==== Source passage

Nous supports University of Kent with advancing anti-racism

21 April 2022 4 min. read

With more and more institutions looking to address racial inequalities within their organisations, many are turning to consulting firms to support the process. When the University of Kent identified disparities for staff and students across its bodies, it tapped Nous Group for advice.

Granted chartered status in 1965, the University of Kent is a public research university. Its main campus, north of Canterbury, houses over 6,000 students, while it also boasts sites in Medway and Tonbridge in Kent, alongside European postgraduate centres in Brussels, Athens, Rome and Paris.

In recent years, organisations have been stepping up their efforts to combat racial discrimination and bias across their operations – partially in response to the rise to prominence of Black Lives Matter, but also due to the increasing importance of ESG matters to investors.

Nous supports University of Kent with advancing anti-racism

Universities have been no exception to this; and the process was catalysed in 2021 by a BBC documentary titles ‘Are Unis Racist?’

Issuing comment after the film’s airing on national television, the University of Kent stated it had “highlighted powerful and deeply troubling examples of students experiencing systemic racism” within higher education in Britain. The statement added that the university “fully acknowledge the justified hurt and anger behind the issues raised in the programme,” and recognised that “we, both as an institution and a wider sector, are institutionally racist and need to do more to tackle this.”

========
==== Provided information

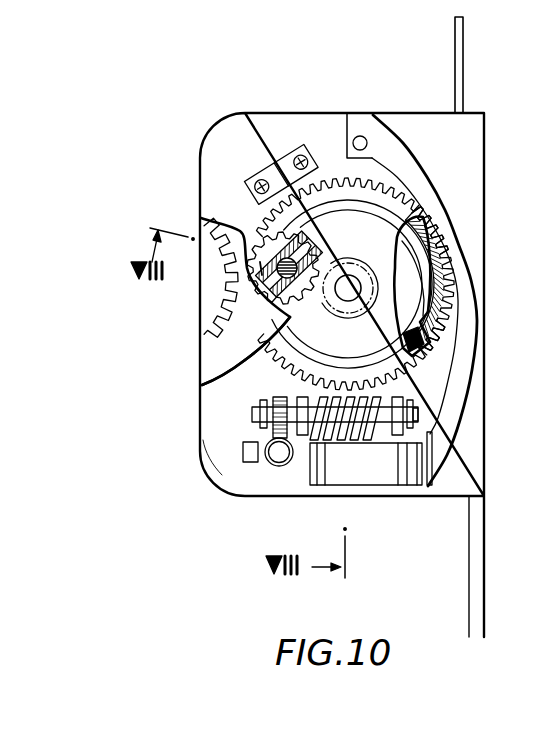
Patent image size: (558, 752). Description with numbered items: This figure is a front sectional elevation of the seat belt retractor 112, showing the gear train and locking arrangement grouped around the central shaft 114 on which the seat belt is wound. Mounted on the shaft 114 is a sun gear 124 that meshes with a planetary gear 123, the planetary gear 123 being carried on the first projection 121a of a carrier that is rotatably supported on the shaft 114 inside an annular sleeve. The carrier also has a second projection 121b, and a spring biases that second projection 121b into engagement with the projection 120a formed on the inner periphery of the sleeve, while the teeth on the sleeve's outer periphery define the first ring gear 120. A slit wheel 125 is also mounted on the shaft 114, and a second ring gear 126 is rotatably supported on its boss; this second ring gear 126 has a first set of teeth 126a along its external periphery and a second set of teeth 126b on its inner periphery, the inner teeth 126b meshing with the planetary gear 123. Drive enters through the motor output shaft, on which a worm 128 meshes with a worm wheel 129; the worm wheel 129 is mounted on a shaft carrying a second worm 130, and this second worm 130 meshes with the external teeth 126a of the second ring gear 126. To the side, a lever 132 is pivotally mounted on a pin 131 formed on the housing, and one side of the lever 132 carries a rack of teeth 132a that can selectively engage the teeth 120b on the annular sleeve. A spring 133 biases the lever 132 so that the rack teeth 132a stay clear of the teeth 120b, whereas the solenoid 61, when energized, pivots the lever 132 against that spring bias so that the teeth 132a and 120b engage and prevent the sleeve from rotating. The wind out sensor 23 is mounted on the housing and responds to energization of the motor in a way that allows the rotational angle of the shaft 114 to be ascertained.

The seat belt retractor 112 is at (248, 113).
The spring 133 is at (358, 113).
The pin 131 is at (367, 141).
The lever 132 is at (463, 353).
The rack of teeth 132a is at (445, 275).
The shaft 114 is at (350, 292).
The first ring gear 120 is at (440, 340).
The projection 120a is at (410, 327).
The teeth 120b is at (445, 252).
The first projection 121a is at (262, 268).
The second projection 121b is at (430, 313).
The planetary gear 123 is at (297, 242).
The sun gear 124 is at (327, 293).
The slit wheel 125 is at (238, 315).
The second ring gear 126 is at (268, 345).
The first set of teeth 126a is at (290, 382).
The second set of teeth 126b is at (280, 370).
The worm wheel 129 is at (243, 453).
The worm 128 is at (272, 462).
The wind out sensor 23 is at (240, 455).
The second worm 130 is at (317, 418).
The solenoid 61 is at (380, 467).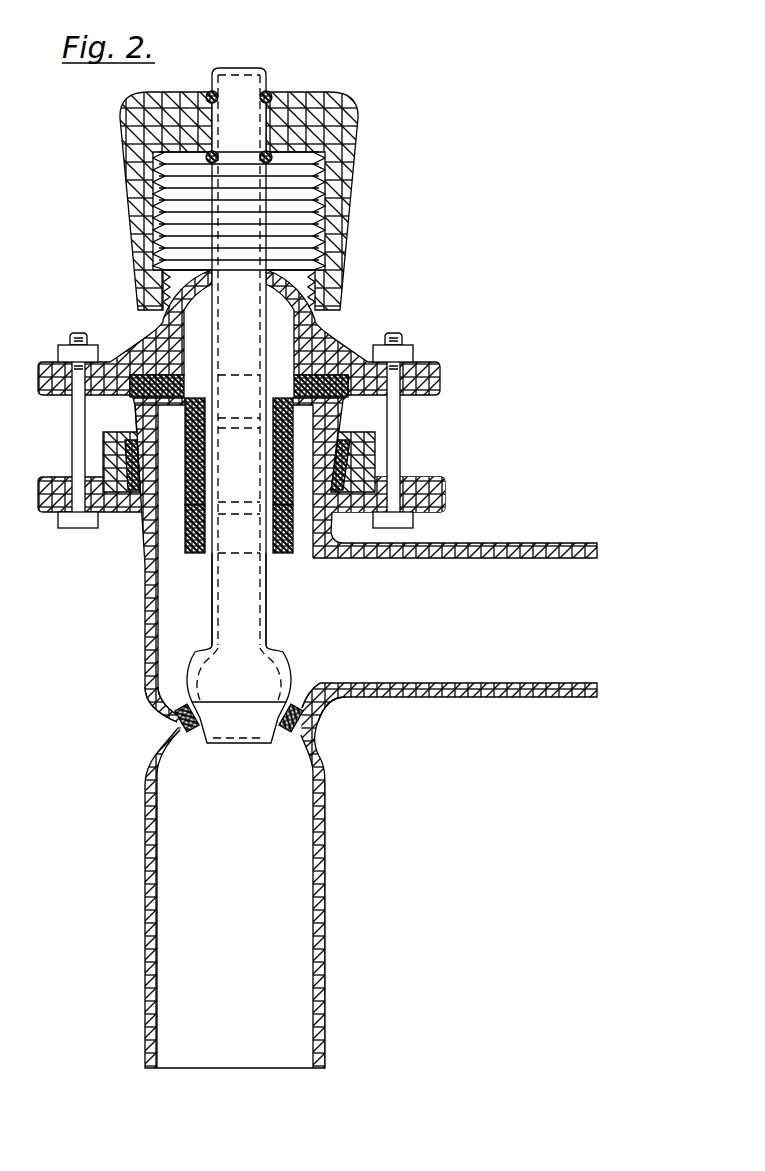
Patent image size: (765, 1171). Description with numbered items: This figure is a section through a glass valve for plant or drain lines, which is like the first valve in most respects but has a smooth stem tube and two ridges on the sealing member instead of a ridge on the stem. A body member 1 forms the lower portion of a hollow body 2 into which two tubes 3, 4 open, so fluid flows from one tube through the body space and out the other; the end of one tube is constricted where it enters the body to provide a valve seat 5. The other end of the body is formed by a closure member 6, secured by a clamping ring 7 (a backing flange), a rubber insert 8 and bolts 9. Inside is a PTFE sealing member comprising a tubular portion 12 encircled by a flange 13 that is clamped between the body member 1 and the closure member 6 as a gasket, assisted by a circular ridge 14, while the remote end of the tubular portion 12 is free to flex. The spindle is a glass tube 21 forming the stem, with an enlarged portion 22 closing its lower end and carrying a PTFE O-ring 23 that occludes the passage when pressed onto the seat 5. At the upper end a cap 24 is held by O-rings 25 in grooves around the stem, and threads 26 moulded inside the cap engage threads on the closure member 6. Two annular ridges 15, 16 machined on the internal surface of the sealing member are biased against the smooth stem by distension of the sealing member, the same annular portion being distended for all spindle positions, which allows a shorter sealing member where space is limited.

The body member 1 is at (152, 690).
The hollow body 2 is at (278, 598).
The tube 3 is at (412, 632).
The tube 4 is at (193, 835).
The valve seat 5 is at (172, 720).
The closure member 6 is at (322, 350).
The clamping ring 7 is at (425, 502).
The rubber insert 8 is at (341, 473).
The bolts 9 is at (396, 412).
The tubular portion 12 is at (193, 453).
The flange 13 is at (135, 380).
The circular ridge 14 is at (132, 412).
The annular ridge 15 is at (293, 420).
The annular ridge 16 is at (190, 511).
The glass tube 21 is at (233, 598).
The enlarged portion 22 is at (263, 674).
The PTFE O-ring 23 is at (182, 713).
The cap 24 is at (322, 108).
The O-rings 25 is at (271, 153).
The threads 26 is at (327, 169).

========

• Exercise directions:
Please answer these questions using the article on Nous and the University of Kent:
1. In what year did the University of Kent receive chartered status?
2. How many students does its main campus north of Canterbury house?
3. What was the title of the 2021 BBC documentary?

• Reply:
1. 1965
2. Over 6,000
3. "Are Unis Racist?"